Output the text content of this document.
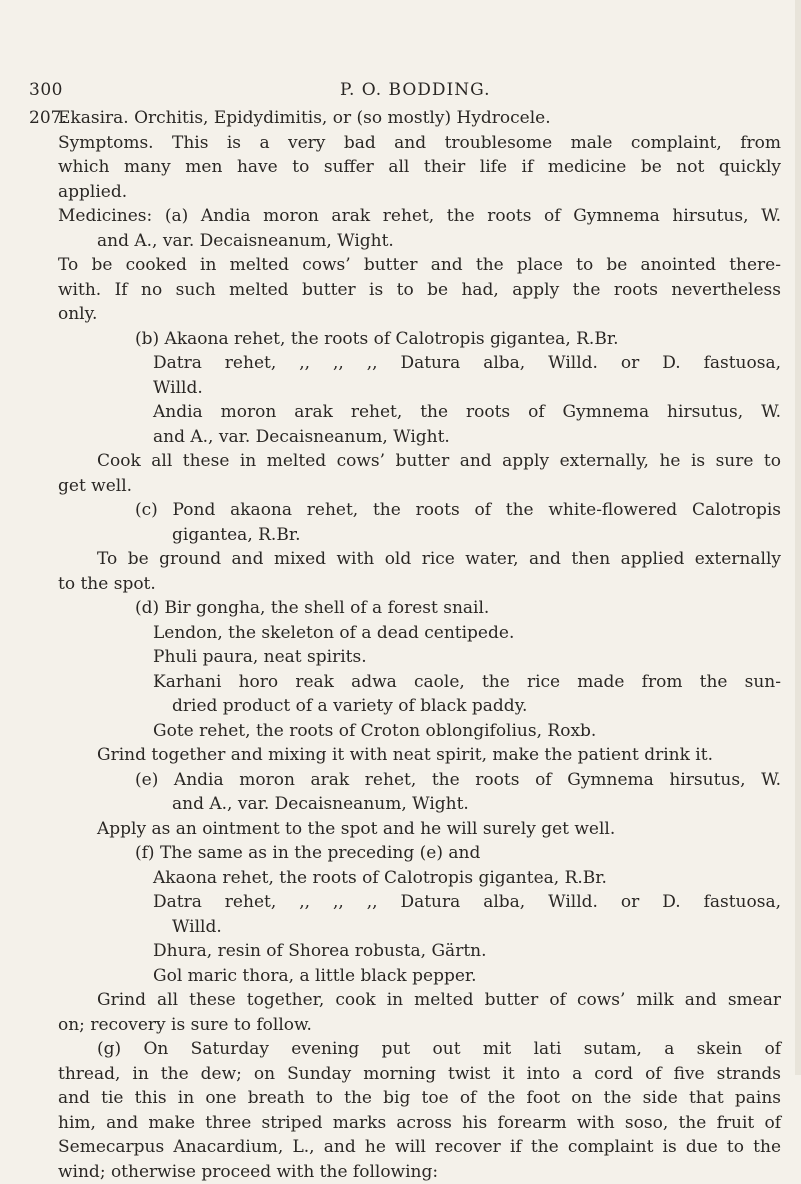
300	P. O. BODDING.
207.Ekasira. Orchitis, Epidydimitis, or (so mostly) Hydrocele.
Symptoms. This is a very bad and troublesome male complaint, from
which many men have to suffer all their life if medicine be not quickly
applied.
Medicines: (a) Andia moron arak rehet, the roots of Gymnema hirsutus, W.
and A., var. Decaisneanum, Wight.
To be cooked in melted cows’ butter and the place to be anointed there-
with. If no such melted butter is to be had, apply the roots nevertheless
only.
(b) Akaona rehet, the roots of Calotropis gigantea, R.Br.
Datra rehet, ,, ,, ,, Datura alba, Willd. or D. fastuosa,
Willd.
Andia moron arak rehet, the roots of Gymnema hirsutus, W.
and A., var. Decaisneanum, Wight.
Cook all these in melted cows’ butter and apply externally, he is sure to
get well.
(c) Pond akaona rehet, the roots of the white-flowered Calotropis
gigantea, R.Br.
To be ground and mixed with old rice water, and then applied externally
to the spot.
(d) Bir gongha, the shell of a forest snail.
Lendon, the skeleton of a dead centipede.
Phuli paura, neat spirits.
Karhani horo reak adwa caole, the rice made from the sun-
dried product of a variety of black paddy.
Gote rehet, the roots of Croton oblongifolius, Roxb.
Grind together and mixing it with neat spirit, make the patient drink it.
(e) Andia moron arak rehet, the roots of Gymnema hirsutus, W.
and A., var. Decaisneanum, Wight.
Apply as an ointment to the spot and he will surely get well.
(f) The same as in the preceding (e) and
Akaona rehet, the roots of Calotropis gigantea, R.Br.
Datra rehet, ,, ,, ,, Datura alba, Willd. or D. fastuosa,
Willd.
Dhura, resin of Shorea robusta, Gärtn.
Gol maric thora, a little black pepper.
Grind all these together, cook in melted butter of cows’ milk and smear
on; recovery is sure to follow.
(g) On Saturday evening put out mit lati sutam, a skein of
thread, in the dew; on Sunday morning twist it into a cord of five strands
and tie this in one breath to the big toe of the foot on the side that pains
him, and make three striped marks across his forearm with soso, the fruit of
Semecarpus Anacardium, L., and he will recover if the complaint is due to the
wind; otherwise proceed with the following:
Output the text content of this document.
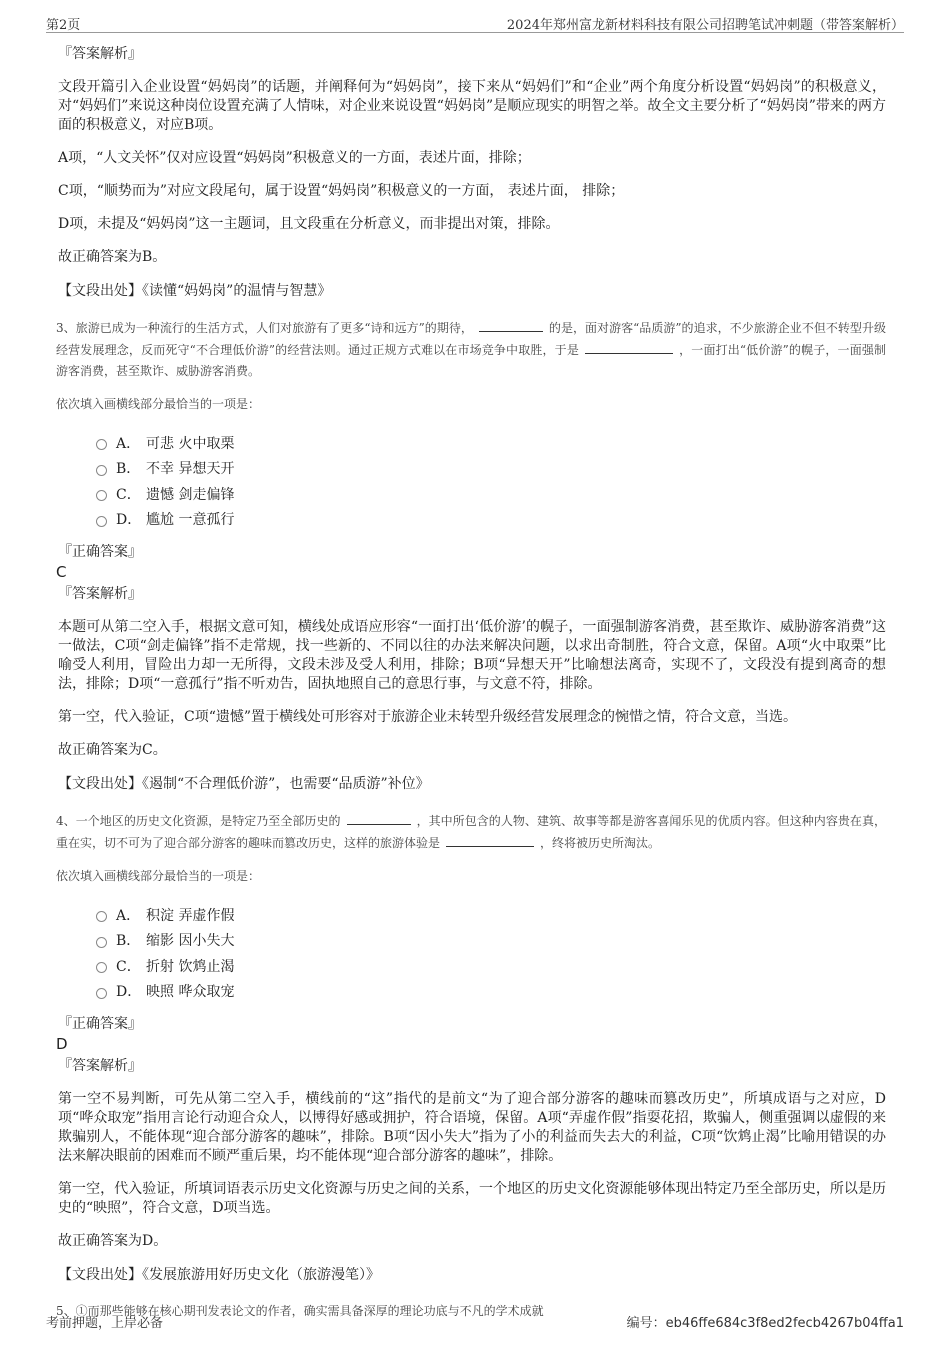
第2页	2024年郑州富龙新材料科技有限公司招聘笔试冲刺题（带答案解析）
『答案解析』
文段开篇引入企业设置“妈妈岗”的话题，并阐释何为“妈妈岗”，接下来从“妈妈们”和“企业”两个角度分析设置“妈妈岗”的积极意义，对“妈妈们”来说这种岗位设置充满了人情味，对企业来说设置“妈妈岗”是顺应现实的明智之举。故全文主要分析了“妈妈岗”带来的两方面的积极意义，对应B项。
A项，“人文关怀”仅对应设置“妈妈岗”积极意义的一方面，表述片面，排除；
C项，“顺势而为”对应文段尾句，属于设置“妈妈岗”积极意义的一方面， 表述片面， 排除；
D项，未提及“妈妈岗”这一主题词，且文段重在分析意义，而非提出对策，排除。
故正确答案为B。
【文段出处】《读懂“妈妈岗”的温情与智慧》
3、旅游已成为一种流行的生活方式，人们对旅游有了更多“诗和远方”的期待，	的是，面对游客“品质游”的追求，不少旅游企业不但不转型升级经营发展理念，反而死守“不合理低价游”的经营法则。通过正规方式难以在市场竞争中取胜，于是	，一面打出“低价游”的幌子，一面强制游客消费，甚至欺诈、威胁游客消费。
依次填入画横线部分最恰当的一项是：
A． 可悲 火中取栗
B． 不幸 异想天开
C． 遗憾 剑走偏锋
D． 尴尬 一意孤行
『正确答案』
C
『答案解析』
本题可从第二空入手，根据文意可知，横线处成语应形容“一面打出‘低价游’的幌子，一面强制游客消费，甚至欺诈、威胁游客消费”这一做法，C项“剑走偏锋”指不走常规，找一些新的、不同以往的办法来解决问题，以求出奇制胜，符合文意，保留。A项“火中取栗”比喻受人利用，冒险出力却一无所得，文段未涉及受人利用，排除；B项“异想天开”比喻想法离奇，实现不了，文段没有提到离奇的想法，排除；D项“一意孤行”指不听劝告，固执地照自己的意思行事，与文意不符，排除。
第一空，代入验证，C项“遗憾”置于横线处可形容对于旅游企业未转型升级经营发展理念的惋惜之情，符合文意，当选。
故正确答案为C。
【文段出处】《遏制“不合理低价游”，也需要“品质游”补位》
4、一个地区的历史文化资源，是特定乃至全部历史的	，其中所包含的人物、建筑、故事等都是游客喜闻乐见的优质内容。但这种内容贵在真，重在实，切不可为了迎合部分游客的趣味而篡改历史，这样的旅游体验是	，终将被历史所淘汰。
依次填入画横线部分最恰当的一项是：
A． 积淀 弄虚作假
B． 缩影 因小失大
C． 折射 饮鸩止渴
D． 映照 哗众取宠
『正确答案』
D
『答案解析』
第一空不易判断，可先从第二空入手，横线前的“这”指代的是前文“为了迎合部分游客的趣味而篡改历史”，所填成语与之对应，D项“哗众取宠”指用言论行动迎合众人，以博得好感或拥护，符合语境，保留。A项“弄虚作假”指耍花招，欺骗人，侧重强调以虚假的来欺骗别人，不能体现“迎合部分游客的趣味”，排除。B项“因小失大”指为了小的利益而失去大的利益，C项“饮鸩止渴”比喻用错误的办法来解决眼前的困难而不顾严重后果，均不能体现“迎合部分游客的趣味”，排除。
第一空，代入验证，所填词语表示历史文化资源与历史之间的关系，一个地区的历史文化资源能够体现出特定乃至全部历史，所以是历史的“映照”，符合文意，D项当选。
故正确答案为D。
【文段出处】《发展旅游用好历史文化（旅游漫笔）》
5、①而那些能够在核心期刊发表论文的作者，确实需具备深厚的理论功底与不凡的学术成就
考前押题，上岸必备	编号：eb46ffe684c3f8ed2fecb4267b04ffa1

Exercise details:
Copy each line exactly, and leave the pictures out of your copy.

Answer for the task:
Output the text content of this document.
300	P. O. BODDING.
207.Ekasira. Orchitis, Epidydimitis, or (so mostly) Hydrocele.
Symptoms. This is a very bad and troublesome male complaint, from
which many men have to suffer all their life if medicine be not quickly
applied.
Medicines: (a) Andia moron arak rehet, the roots of Gymnema hirsutus, W.
and A., var. Decaisneanum, Wight.
To be cooked in melted cows’ butter and the place to be anointed there-
with. If no such melted butter is to be had, apply the roots nevertheless
only.
(b) Akaona rehet, the roots of Calotropis gigantea, R.Br.
Datra rehet, ,, ,, ,, Datura alba, Willd. or D. fastuosa,
Willd.
Andia moron arak rehet, the roots of Gymnema hirsutus, W.
and A., var. Decaisneanum, Wight.
Cook all these in melted cows’ butter and apply externally, he is sure to
get well.
(c) Pond akaona rehet, the roots of the white-flowered Calotropis
gigantea, R.Br.
To be ground and mixed with old rice water, and then applied externally
to the spot.
(d) Bir gongha, the shell of a forest snail.
Lendon, the skeleton of a dead centipede.
Phuli paura, neat spirits.
Karhani horo reak adwa caole, the rice made from the sun-
dried product of a variety of black paddy.
Gote rehet, the roots of Croton oblongifolius, Roxb.
Grind together and mixing it with neat spirit, make the patient drink it.
(e) Andia moron arak rehet, the roots of Gymnema hirsutus, W.
and A., var. Decaisneanum, Wight.
Apply as an ointment to the spot and he will surely get well.
(f) The same as in the preceding (e) and
Akaona rehet, the roots of Calotropis gigantea, R.Br.
Datra rehet, ,, ,, ,, Datura alba, Willd. or D. fastuosa,
Willd.
Dhura, resin of Shorea robusta, Gärtn.
Gol maric thora, a little black pepper.
Grind all these together, cook in melted butter of cows’ milk and smear
on; recovery is sure to follow.
(g) On Saturday evening put out mit lati sutam, a skein of
thread, in the dew; on Sunday morning twist it into a cord of five strands
and tie this in one breath to the big toe of the foot on the side that pains
him, and make three striped marks across his forearm with soso, the fruit of
Semecarpus Anacardium, L., and he will recover if the complaint is due to the
wind; otherwise proceed with the following:
Output the text content of this document.
第2页	2024年郑州富龙新材料科技有限公司招聘笔试冲刺题（带答案解析）
『答案解析』
文段开篇引入企业设置“妈妈岗”的话题，并阐释何为“妈妈岗”，接下来从“妈妈们”和“企业”两个角度分析设置“妈妈岗”的积极意义，对“妈妈们”来说这种岗位设置充满了人情味，对企业来说设置“妈妈岗”是顺应现实的明智之举。故全文主要分析了“妈妈岗”带来的两方面的积极意义，对应B项。
A项，“人文关怀”仅对应设置“妈妈岗”积极意义的一方面，表述片面，排除；
C项，“顺势而为”对应文段尾句，属于设置“妈妈岗”积极意义的一方面， 表述片面， 排除；
D项，未提及“妈妈岗”这一主题词，且文段重在分析意义，而非提出对策，排除。
故正确答案为B。
【文段出处】《读懂“妈妈岗”的温情与智慧》
3、旅游已成为一种流行的生活方式，人们对旅游有了更多“诗和远方”的期待，	的是，面对游客“品质游”的追求，不少旅游企业不但不转型升级经营发展理念，反而死守“不合理低价游”的经营法则。通过正规方式难以在市场竞争中取胜，于是	，一面打出“低价游”的幌子，一面强制游客消费，甚至欺诈、威胁游客消费。
依次填入画横线部分最恰当的一项是：
A． 可悲 火中取栗
B． 不幸 异想天开
C． 遗憾 剑走偏锋
D． 尴尬 一意孤行
『正确答案』
C
『答案解析』
本题可从第二空入手，根据文意可知，横线处成语应形容“一面打出‘低价游’的幌子，一面强制游客消费，甚至欺诈、威胁游客消费”这一做法，C项“剑走偏锋”指不走常规，找一些新的、不同以往的办法来解决问题，以求出奇制胜，符合文意，保留。A项“火中取栗”比喻受人利用，冒险出力却一无所得，文段未涉及受人利用，排除；B项“异想天开”比喻想法离奇，实现不了，文段没有提到离奇的想法，排除；D项“一意孤行”指不听劝告，固执地照自己的意思行事，与文意不符，排除。
第一空，代入验证，C项“遗憾”置于横线处可形容对于旅游企业未转型升级经营发展理念的惋惜之情，符合文意，当选。
故正确答案为C。
【文段出处】《遏制“不合理低价游”，也需要“品质游”补位》
4、一个地区的历史文化资源，是特定乃至全部历史的	，其中所包含的人物、建筑、故事等都是游客喜闻乐见的优质内容。但这种内容贵在真，重在实，切不可为了迎合部分游客的趣味而篡改历史，这样的旅游体验是	，终将被历史所淘汰。
依次填入画横线部分最恰当的一项是：
A． 积淀 弄虚作假
B． 缩影 因小失大
C． 折射 饮鸩止渴
D． 映照 哗众取宠
『正确答案』
D
『答案解析』
第一空不易判断，可先从第二空入手，横线前的“这”指代的是前文“为了迎合部分游客的趣味而篡改历史”，所填成语与之对应，D项“哗众取宠”指用言论行动迎合众人，以博得好感或拥护，符合语境，保留。A项“弄虚作假”指耍花招，欺骗人，侧重强调以虚假的来欺骗别人，不能体现“迎合部分游客的趣味”，排除。B项“因小失大”指为了小的利益而失去大的利益，C项“饮鸩止渴”比喻用错误的办法来解决眼前的困难而不顾严重后果，均不能体现“迎合部分游客的趣味”，排除。
第一空，代入验证，所填词语表示历史文化资源与历史之间的关系，一个地区的历史文化资源能够体现出特定乃至全部历史，所以是历史的“映照”，符合文意，D项当选。
故正确答案为D。
【文段出处】《发展旅游用好历史文化（旅游漫笔）》
5、①而那些能够在核心期刊发表论文的作者，确实需具备深厚的理论功底与不凡的学术成就
考前押题，上岸必备	编号：eb46ffe684c3f8ed2fecb4267b04ffa1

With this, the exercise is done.